Black History Month: The Economic Powerhouse That Was Black Wall Street

In early 1921, the Greenwood District in Tulsa, Oklahoma, was home to one of the most affluent African American communities in the United States. More than 70 businesses, mostly owned by Black Americans, lined up in just the 100 block of Greenwood Avenue in Tulsa. This single block was home to four hotels, two newspapers, eight doctors, seven barbers, nine restaurants, and a half-dozen professional offices of real estate agents, dentists, and lawyers. The economic success of Black entrepreneurs in Greenwood added to the striking image of Tulsa as America’s Black Wall Street.

Its heyday was short-lived. On May 31 of that year, the local paper reported that a Black man, Dick Rowland, attempted to rape a white woman, Sarah Page. A faction of the white majority in Tulsa refused to wait for the investigative process to play out, sparking two days of unprecedented racial violence. Thirty-five city blocks went up in flames, 300 people died, and 800 were injured. The defense of white female virtue was the expressed motivation for the collective racial violence. Notably, this would be the same unfounded allegation that would lead to the lynching of 14-year-old Emmett Till in 1955.

The economic status of these Greenwood entrepreneurs did not save them from racial hostility. Survivors later recounted what really happened that night. Eyewitnesses said that “the area was bombed with kerosene and/or nitroglycerin,” causing the inferno to rage more aggressively. Official accounts state that private planes “were on reconnaissance missions; they were surveying the area to see what happened.”

Nine thousand people became homeless, and journalist and cultural critic Josie Pickens wrote about it in Ebony magazine. This “modern, majestic, sophisticated, and unapologetically black” community boasted “banks, hotels, cafés, clothiers, movie theaters, and contemporary homes.” Additionally, “indoor plumbing and a remarkable school system that superiorly educated black children” was destroyed. Undoubtedly, less fortunate white neighbors resented their upper-class lifestyle. As a result of a jealous desire “to put progressive, high-achieving African Americans in their place,” a wave of domestic white terrorism caused black dispossession.

Despite all of the economic damage, neither the survivors nor their families ever received the reparations suggested by the Tulsa Race Riot Commission. The commission recommended reparations for people who lost property and proposed the establishment of a scholarship fund. The commission also suggested initiatives for the economic revitalization of the Greenwood community. Despite these efforts, these grand ideas never came to fruition.

#####

**What to work on**
Answer these questions using the passage on Black Wall Street:
1. How many businesses lined the 100 block of Greenwood Avenue in early 1921?
2. How many city blocks burned during the two days of violence?
3. What fund did the Tulsa Race Riot Commission propose establishing?
The data that follow have no connection to the passage on Black Wall Street.

**Supplied information**
#####

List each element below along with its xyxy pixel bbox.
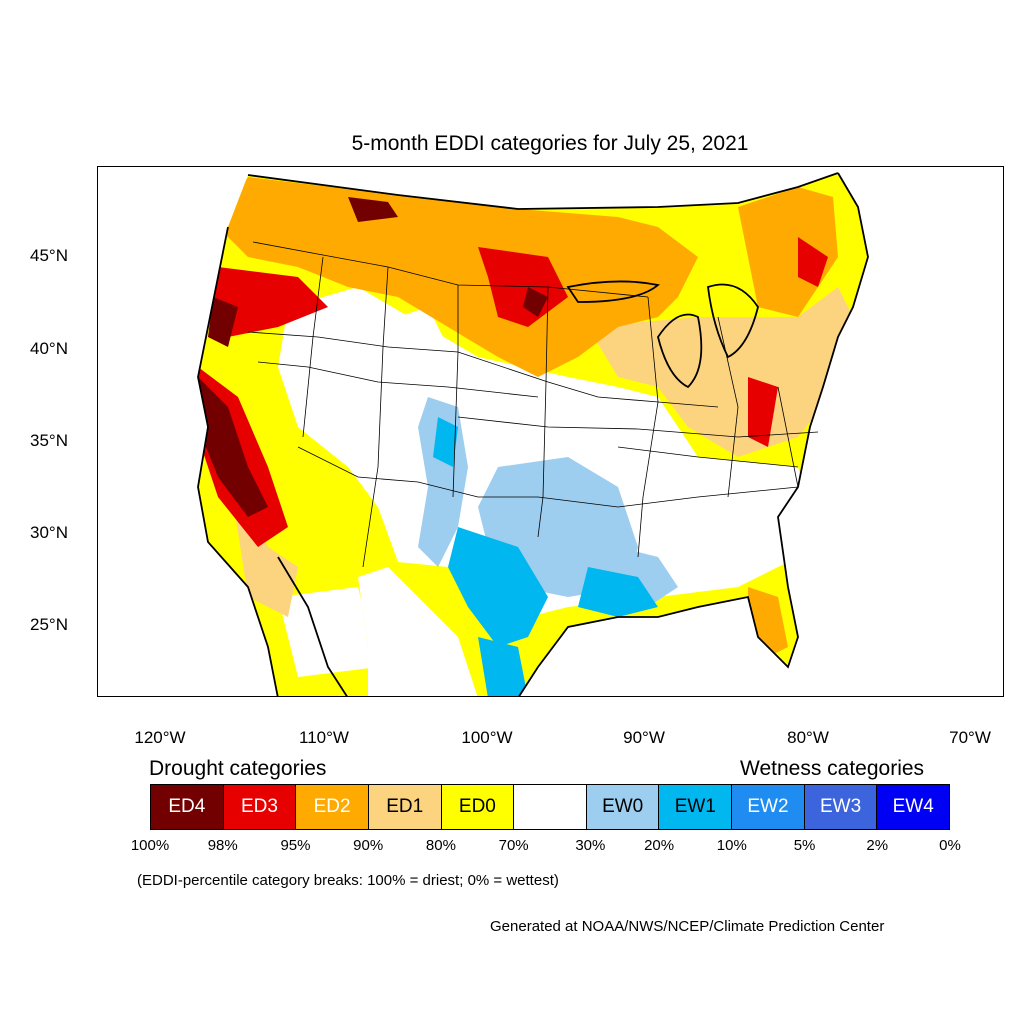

#####

**Exercise result**
1. More than 70 businesses.
2. Thirty-five city blocks.
3. A scholarship fund.